===== Dataset rows =====
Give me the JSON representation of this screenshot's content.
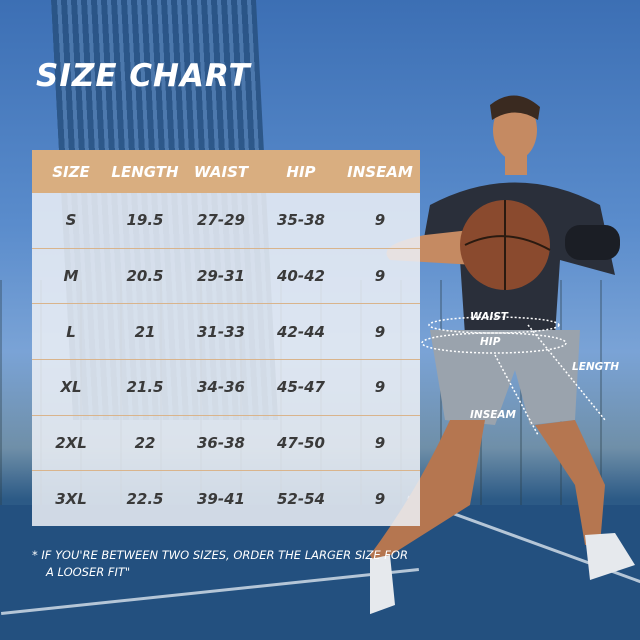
{
  "title": "SIZE CHART",
  "table": {
    "headers": [
      "SIZE",
      "LENGTH",
      "WAIST",
      "HIP",
      "INSEAM"
    ],
    "rows": [
      [
        "S",
        "19.5",
        "27-29",
        "35-38",
        "9"
      ],
      [
        "M",
        "20.5",
        "29-31",
        "40-42",
        "9"
      ],
      [
        "L",
        "21",
        "31-33",
        "42-44",
        "9"
      ],
      [
        "XL",
        "21.5",
        "34-36",
        "45-47",
        "9"
      ],
      [
        "2XL",
        "22",
        "36-38",
        "47-50",
        "9"
      ],
      [
        "3XL",
        "22.5",
        "39-41",
        "52-54",
        "9"
      ]
    ]
  },
  "note": {
    "line1": "* IF YOU'RE BETWEEN TWO SIZES, ORDER THE LARGER SIZE FOR",
    "line2": "A LOOSER FIT\""
  },
  "measure_labels": {
    "waist": "WAIST",
    "hip": "HIP",
    "length": "LENGTH",
    "inseam": "INSEAM"
  },
  "colors": {
    "header": "#d9ae80",
    "row": "#eceff6",
    "text": "#3a3a3a"
  }
}
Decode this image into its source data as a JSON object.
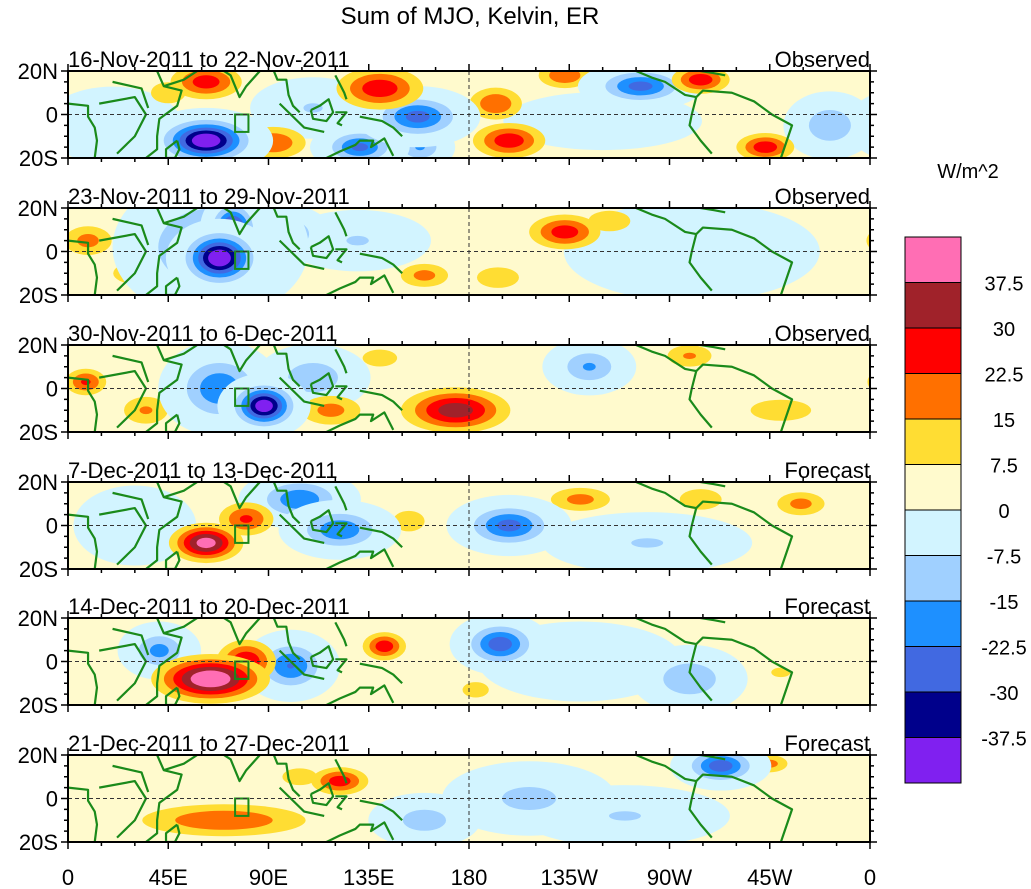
=====
From the listing, extract all text exactly as given and drop any picture.

Give me the JSON representation of this screenshot's content.
{
  "title": "SIZE CHART",
  "table": {
    "headers": [
      "SIZE",
      "LENGTH",
      "WAIST",
      "HIP",
      "INSEAM"
    ],
    "rows": [
      [
        "S",
        "19.5",
        "27-29",
        "35-38",
        "9"
      ],
      [
        "M",
        "20.5",
        "29-31",
        "40-42",
        "9"
      ],
      [
        "L",
        "21",
        "31-33",
        "42-44",
        "9"
      ],
      [
        "XL",
        "21.5",
        "34-36",
        "45-47",
        "9"
      ],
      [
        "2XL",
        "22",
        "36-38",
        "47-50",
        "9"
      ],
      [
        "3XL",
        "22.5",
        "39-41",
        "52-54",
        "9"
      ]
    ]
  },
  "note": {
    "line1": "* IF YOU'RE BETWEEN TWO SIZES, ORDER THE LARGER SIZE FOR",
    "line2": "A LOOSER FIT\""
  },
  "measure_labels": {
    "waist": "WAIST",
    "hip": "HIP",
    "length": "LENGTH",
    "inseam": "INSEAM"
  },
  "colors": {
    "header": "#d9ae80",
    "row": "#eceff6",
    "text": "#3a3a3a"
  }
}
Decode this image into its source data as a JSON object.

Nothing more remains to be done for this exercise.